-- START OF Data section --

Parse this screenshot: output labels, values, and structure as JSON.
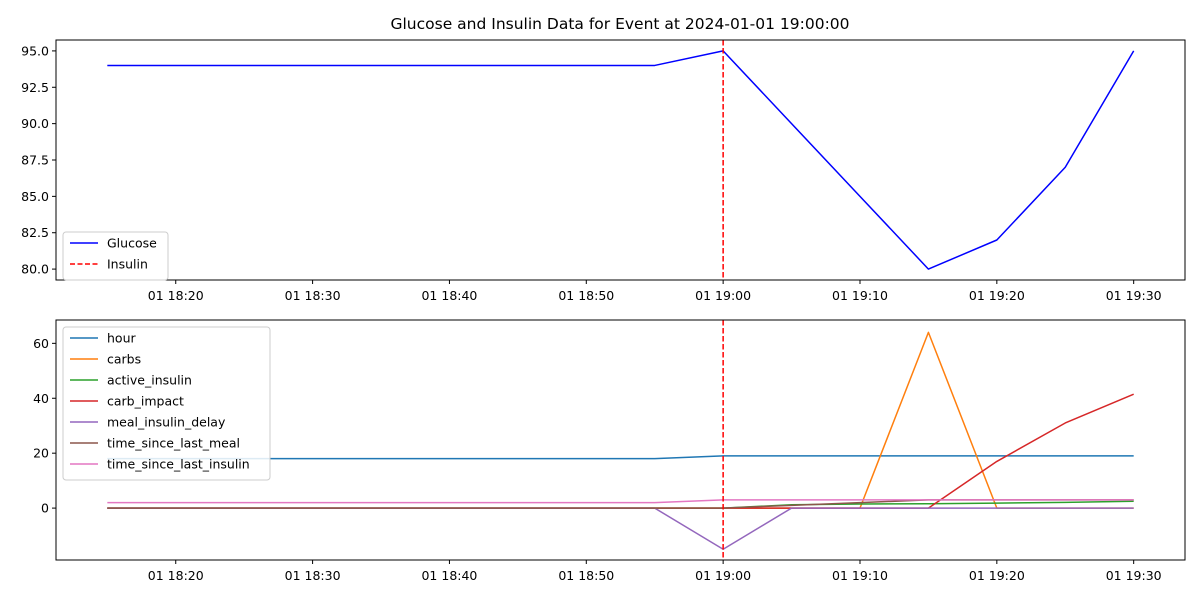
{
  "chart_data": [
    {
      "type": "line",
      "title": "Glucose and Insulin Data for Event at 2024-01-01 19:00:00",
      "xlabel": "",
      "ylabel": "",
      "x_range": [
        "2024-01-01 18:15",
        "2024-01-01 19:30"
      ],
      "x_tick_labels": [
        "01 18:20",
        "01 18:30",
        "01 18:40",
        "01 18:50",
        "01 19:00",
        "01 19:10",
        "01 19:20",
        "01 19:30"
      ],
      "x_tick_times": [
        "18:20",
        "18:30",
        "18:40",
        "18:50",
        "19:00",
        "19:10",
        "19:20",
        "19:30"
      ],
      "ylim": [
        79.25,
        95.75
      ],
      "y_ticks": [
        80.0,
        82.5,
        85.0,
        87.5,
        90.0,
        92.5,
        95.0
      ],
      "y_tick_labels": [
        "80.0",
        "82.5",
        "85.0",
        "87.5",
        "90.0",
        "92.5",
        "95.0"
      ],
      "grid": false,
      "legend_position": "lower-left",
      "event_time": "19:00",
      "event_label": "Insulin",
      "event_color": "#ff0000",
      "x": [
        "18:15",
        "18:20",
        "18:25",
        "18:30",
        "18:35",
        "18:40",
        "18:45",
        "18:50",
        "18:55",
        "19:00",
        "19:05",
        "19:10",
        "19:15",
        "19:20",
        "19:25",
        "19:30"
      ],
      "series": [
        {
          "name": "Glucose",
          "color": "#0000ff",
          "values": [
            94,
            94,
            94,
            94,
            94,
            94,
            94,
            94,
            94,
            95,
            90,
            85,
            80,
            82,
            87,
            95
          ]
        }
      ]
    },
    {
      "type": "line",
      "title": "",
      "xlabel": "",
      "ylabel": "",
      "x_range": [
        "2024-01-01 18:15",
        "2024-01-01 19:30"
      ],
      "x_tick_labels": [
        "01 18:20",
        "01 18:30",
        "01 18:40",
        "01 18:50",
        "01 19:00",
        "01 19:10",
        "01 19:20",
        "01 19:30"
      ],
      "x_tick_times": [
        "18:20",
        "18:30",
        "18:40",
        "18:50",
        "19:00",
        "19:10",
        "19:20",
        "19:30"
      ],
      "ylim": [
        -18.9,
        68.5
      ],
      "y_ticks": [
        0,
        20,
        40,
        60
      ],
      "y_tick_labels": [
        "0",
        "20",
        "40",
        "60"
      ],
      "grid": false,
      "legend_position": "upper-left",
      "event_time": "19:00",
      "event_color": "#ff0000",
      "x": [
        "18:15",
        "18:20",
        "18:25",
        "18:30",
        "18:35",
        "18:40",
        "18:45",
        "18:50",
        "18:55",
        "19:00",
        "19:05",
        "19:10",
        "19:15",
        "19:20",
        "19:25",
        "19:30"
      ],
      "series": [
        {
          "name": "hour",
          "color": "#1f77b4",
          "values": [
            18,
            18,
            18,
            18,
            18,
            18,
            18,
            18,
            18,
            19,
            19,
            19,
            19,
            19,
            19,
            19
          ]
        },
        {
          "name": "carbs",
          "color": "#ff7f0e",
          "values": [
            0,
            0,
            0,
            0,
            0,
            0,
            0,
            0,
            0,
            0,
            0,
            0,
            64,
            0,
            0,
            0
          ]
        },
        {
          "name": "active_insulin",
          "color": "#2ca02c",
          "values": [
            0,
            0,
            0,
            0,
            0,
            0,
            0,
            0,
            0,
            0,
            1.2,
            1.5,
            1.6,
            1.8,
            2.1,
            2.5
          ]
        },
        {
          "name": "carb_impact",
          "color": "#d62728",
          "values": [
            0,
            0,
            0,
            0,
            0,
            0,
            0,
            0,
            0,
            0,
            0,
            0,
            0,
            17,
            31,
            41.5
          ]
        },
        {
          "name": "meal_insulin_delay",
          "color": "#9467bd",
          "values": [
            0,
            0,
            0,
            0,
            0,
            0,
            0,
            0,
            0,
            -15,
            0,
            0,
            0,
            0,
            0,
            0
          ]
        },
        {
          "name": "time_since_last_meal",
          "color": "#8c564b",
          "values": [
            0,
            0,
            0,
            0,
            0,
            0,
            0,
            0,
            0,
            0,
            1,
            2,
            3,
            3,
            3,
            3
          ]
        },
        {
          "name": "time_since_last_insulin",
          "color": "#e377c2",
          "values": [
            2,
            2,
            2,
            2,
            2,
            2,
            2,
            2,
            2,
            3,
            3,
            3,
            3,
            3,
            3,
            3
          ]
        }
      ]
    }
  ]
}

-- END OF Data section --
-- START OF Data section --

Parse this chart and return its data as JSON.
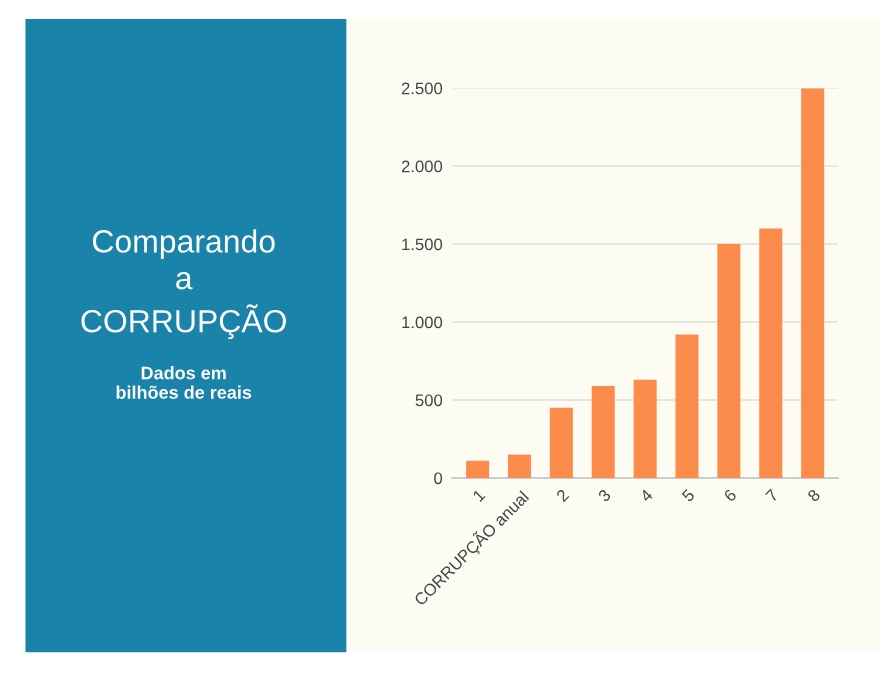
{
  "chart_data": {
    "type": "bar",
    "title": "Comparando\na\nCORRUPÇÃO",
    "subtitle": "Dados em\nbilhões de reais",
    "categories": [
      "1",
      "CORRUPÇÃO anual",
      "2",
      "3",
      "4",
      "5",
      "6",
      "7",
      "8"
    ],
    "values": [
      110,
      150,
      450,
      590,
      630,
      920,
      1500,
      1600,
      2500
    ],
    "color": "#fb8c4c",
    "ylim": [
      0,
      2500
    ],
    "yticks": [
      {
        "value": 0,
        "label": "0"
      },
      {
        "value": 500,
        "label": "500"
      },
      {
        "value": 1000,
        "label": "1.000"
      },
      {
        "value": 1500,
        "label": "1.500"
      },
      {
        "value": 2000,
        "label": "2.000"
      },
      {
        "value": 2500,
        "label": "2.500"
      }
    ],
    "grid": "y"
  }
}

-- END OF Data section --
-- START OF Data section --

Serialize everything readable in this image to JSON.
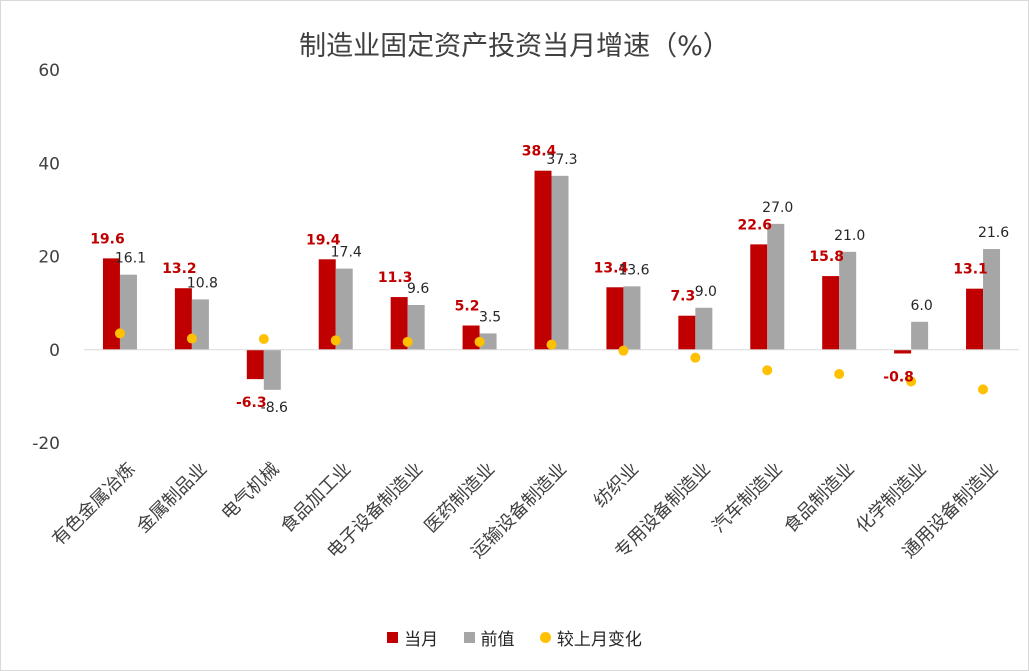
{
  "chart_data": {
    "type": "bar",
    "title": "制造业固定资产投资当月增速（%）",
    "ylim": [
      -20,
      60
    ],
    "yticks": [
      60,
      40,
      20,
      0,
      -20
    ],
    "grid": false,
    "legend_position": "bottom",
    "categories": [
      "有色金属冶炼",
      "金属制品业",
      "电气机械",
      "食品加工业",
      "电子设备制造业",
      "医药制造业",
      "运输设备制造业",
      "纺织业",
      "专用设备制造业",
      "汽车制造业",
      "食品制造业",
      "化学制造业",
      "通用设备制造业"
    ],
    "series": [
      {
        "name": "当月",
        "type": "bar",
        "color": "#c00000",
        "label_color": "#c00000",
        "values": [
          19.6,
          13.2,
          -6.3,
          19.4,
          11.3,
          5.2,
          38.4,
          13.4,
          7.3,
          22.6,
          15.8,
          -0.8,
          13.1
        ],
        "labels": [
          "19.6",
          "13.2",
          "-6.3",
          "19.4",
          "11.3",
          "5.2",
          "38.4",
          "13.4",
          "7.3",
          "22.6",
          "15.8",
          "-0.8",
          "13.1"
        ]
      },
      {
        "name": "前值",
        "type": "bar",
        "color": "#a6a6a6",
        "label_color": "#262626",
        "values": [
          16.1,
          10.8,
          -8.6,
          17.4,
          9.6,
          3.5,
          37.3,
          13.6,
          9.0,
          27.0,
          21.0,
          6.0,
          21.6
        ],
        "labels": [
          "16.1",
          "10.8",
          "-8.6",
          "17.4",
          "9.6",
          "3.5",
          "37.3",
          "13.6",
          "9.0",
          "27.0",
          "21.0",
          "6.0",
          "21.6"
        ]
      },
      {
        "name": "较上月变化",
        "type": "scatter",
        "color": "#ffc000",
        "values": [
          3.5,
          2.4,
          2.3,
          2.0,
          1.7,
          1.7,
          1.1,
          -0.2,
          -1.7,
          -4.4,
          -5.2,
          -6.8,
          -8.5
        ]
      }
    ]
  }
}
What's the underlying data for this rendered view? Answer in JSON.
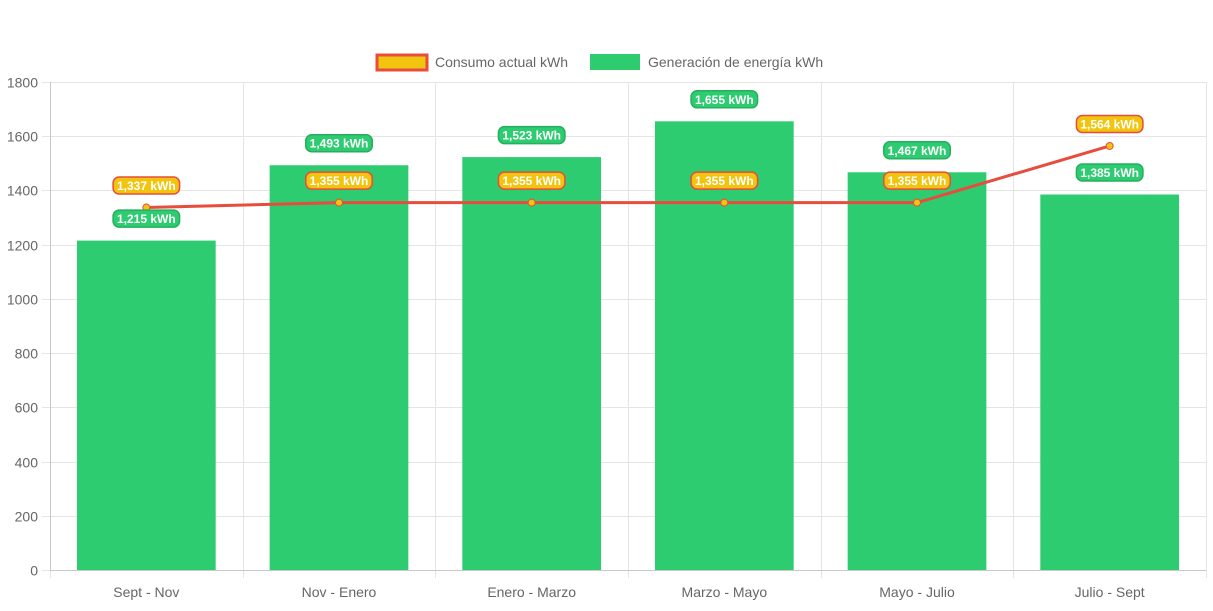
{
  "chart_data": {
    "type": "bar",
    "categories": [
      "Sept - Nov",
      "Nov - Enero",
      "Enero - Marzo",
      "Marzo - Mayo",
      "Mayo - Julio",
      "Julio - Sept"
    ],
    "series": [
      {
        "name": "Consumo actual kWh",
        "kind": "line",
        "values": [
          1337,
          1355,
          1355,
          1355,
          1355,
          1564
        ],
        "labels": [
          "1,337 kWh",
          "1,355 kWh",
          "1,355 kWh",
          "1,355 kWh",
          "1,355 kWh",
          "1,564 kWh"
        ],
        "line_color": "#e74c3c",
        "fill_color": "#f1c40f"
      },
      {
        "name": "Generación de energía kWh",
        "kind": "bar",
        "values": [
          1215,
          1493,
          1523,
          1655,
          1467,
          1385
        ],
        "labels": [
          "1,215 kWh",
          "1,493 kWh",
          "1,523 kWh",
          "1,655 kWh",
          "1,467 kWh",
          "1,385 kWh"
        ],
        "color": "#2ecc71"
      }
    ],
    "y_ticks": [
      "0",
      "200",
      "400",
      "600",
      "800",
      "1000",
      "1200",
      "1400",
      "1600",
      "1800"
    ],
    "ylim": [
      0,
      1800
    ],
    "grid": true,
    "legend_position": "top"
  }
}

-- END OF Data section --

Pick out all lines containing the string "Parse".

## Response to this exercise:
Parse this screenshot: output labels, values, and structure as JSON.
Parse this chart and return its data as JSON.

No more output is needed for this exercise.